= PROBLEM =
Look for the string "chatbots" in the lines and copy each line that has it.

= WORKING DATA =
☆ ☆ ☆ ☆ ☆
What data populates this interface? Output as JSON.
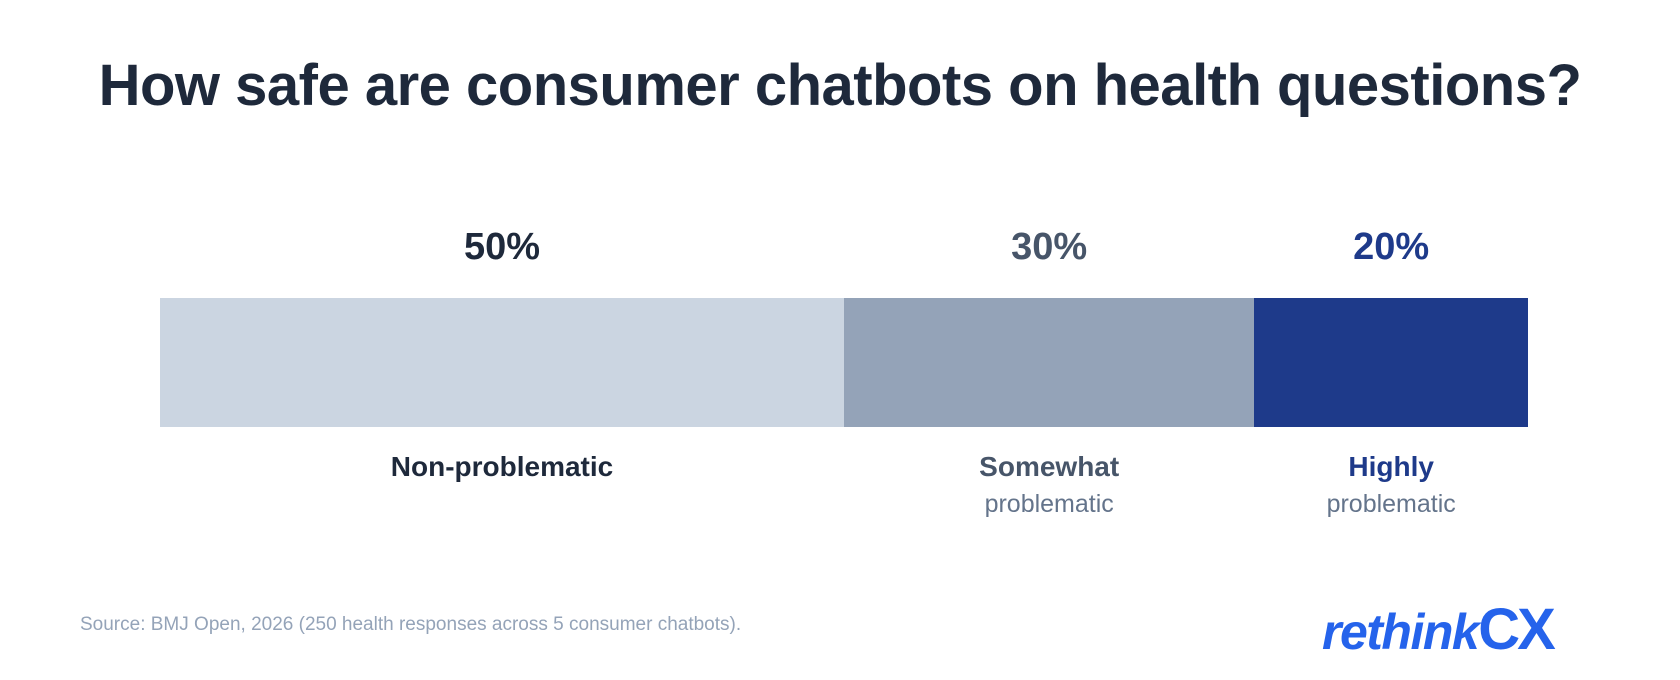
{
  "title": "How safe are consumer chatbots on health questions?",
  "chart_data": {
    "type": "bar",
    "orientation": "horizontal-stacked",
    "categories": [
      "Non-problematic",
      "Somewhat problematic",
      "Highly problematic"
    ],
    "values": [
      50,
      30,
      20
    ],
    "unit": "%",
    "value_labels": [
      "50%",
      "30%",
      "20%"
    ],
    "segments": [
      {
        "label_main": "Non-problematic",
        "label_sub": "",
        "value": 50,
        "value_label": "50%",
        "color": "#cbd5e1",
        "text_color": "#1e293b"
      },
      {
        "label_main": "Somewhat",
        "label_sub": "problematic",
        "value": 30,
        "value_label": "30%",
        "color": "#94a3b8",
        "text_color": "#475569"
      },
      {
        "label_main": "Highly",
        "label_sub": "problematic",
        "value": 20,
        "value_label": "20%",
        "color": "#1e3a8a",
        "text_color": "#1e3a8a"
      }
    ],
    "title": "How safe are consumer chatbots on health questions?",
    "grid": false,
    "legend": "none"
  },
  "footer": {
    "source": "Source: BMJ Open, 2026 (250 health responses across 5 consumer chatbots)."
  },
  "logo": {
    "text_main": "rethink",
    "text_accent": "CX",
    "color": "#2563eb"
  }
}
☆ ☆ ☆ ☆ ☆
= EXERCISE SOLUTION =
  "title": "How safe are consumer chatbots on health questions?",
    "title": "How safe are consumer chatbots on health questions?",
    "source": "Source: BMJ Open, 2026 (250 health responses across 5 consumer chatbots)."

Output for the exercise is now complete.